__WHAT TO DO__.
Write out each entry, exactly the way it appears.

__Figure dataset records__.
=-=-=
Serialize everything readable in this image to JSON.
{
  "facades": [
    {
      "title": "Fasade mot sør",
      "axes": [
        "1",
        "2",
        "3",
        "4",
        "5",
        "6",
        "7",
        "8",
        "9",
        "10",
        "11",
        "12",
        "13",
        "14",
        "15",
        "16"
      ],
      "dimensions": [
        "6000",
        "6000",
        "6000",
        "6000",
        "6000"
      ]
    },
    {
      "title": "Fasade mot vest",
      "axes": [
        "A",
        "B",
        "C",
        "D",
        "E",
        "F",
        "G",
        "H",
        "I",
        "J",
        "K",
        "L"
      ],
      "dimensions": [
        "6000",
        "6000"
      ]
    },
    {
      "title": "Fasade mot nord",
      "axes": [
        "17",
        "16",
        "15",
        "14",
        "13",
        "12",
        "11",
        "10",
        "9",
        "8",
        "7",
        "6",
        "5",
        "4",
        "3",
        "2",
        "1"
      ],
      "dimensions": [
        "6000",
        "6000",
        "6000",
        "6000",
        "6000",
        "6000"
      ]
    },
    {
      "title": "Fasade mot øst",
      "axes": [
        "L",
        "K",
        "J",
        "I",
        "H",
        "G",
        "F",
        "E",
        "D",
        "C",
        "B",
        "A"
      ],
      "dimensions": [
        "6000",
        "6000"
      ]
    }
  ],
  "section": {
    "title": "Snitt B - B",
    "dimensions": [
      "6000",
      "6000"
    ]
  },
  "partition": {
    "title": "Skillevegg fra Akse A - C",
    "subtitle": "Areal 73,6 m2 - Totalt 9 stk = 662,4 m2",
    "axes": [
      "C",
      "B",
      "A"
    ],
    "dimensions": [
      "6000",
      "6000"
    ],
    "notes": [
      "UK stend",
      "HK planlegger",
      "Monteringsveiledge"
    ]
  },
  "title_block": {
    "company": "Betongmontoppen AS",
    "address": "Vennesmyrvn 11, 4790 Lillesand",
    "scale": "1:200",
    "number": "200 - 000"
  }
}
=-=-=
__RESULT OF THE EXERCISE__.
Serialize everything readable in this image to JSON.
{
  "facades": [
    {
      "title": "Fasade mot sør",
      "axes": [
        "1",
        "2",
        "3",
        "4",
        "5",
        "6",
        "7",
        "8",
        "9",
        "10",
        "11",
        "12",
        "13",
        "14",
        "15",
        "16"
      ],
      "dimensions": [
        "6000",
        "6000",
        "6000",
        "6000",
        "6000"
      ]
    },
    {
      "title": "Fasade mot vest",
      "axes": [
        "A",
        "B",
        "C",
        "D",
        "E",
        "F",
        "G",
        "H",
        "I",
        "J",
        "K",
        "L"
      ],
      "dimensions": [
        "6000",
        "6000"
      ]
    },
    {
      "title": "Fasade mot nord",
      "axes": [
        "17",
        "16",
        "15",
        "14",
        "13",
        "12",
        "11",
        "10",
        "9",
        "8",
        "7",
        "6",
        "5",
        "4",
        "3",
        "2",
        "1"
      ],
      "dimensions": [
        "6000",
        "6000",
        "6000",
        "6000",
        "6000",
        "6000"
      ]
    },
    {
      "title": "Fasade mot øst",
      "axes": [
        "L",
        "K",
        "J",
        "I",
        "H",
        "G",
        "F",
        "E",
        "D",
        "C",
        "B",
        "A"
      ],
      "dimensions": [
        "6000",
        "6000"
      ]
    }
  ],
  "section": {
    "title": "Snitt B - B",
    "dimensions": [
      "6000",
      "6000"
    ]
  },
  "partition": {
    "title": "Skillevegg fra Akse A - C",
    "subtitle": "Areal 73,6 m2 - Totalt 9 stk = 662,4 m2",
    "axes": [
      "C",
      "B",
      "A"
    ],
    "dimensions": [
      "6000",
      "6000"
    ],
    "notes": [
      "UK stend",
      "HK planlegger",
      "Monteringsveiledge"
    ]
  },
  "title_block": {
    "company": "Betongmontoppen AS",
    "address": "Vennesmyrvn 11, 4790 Lillesand",
    "scale": "1:200",
    "number": "200 - 000"
  }
}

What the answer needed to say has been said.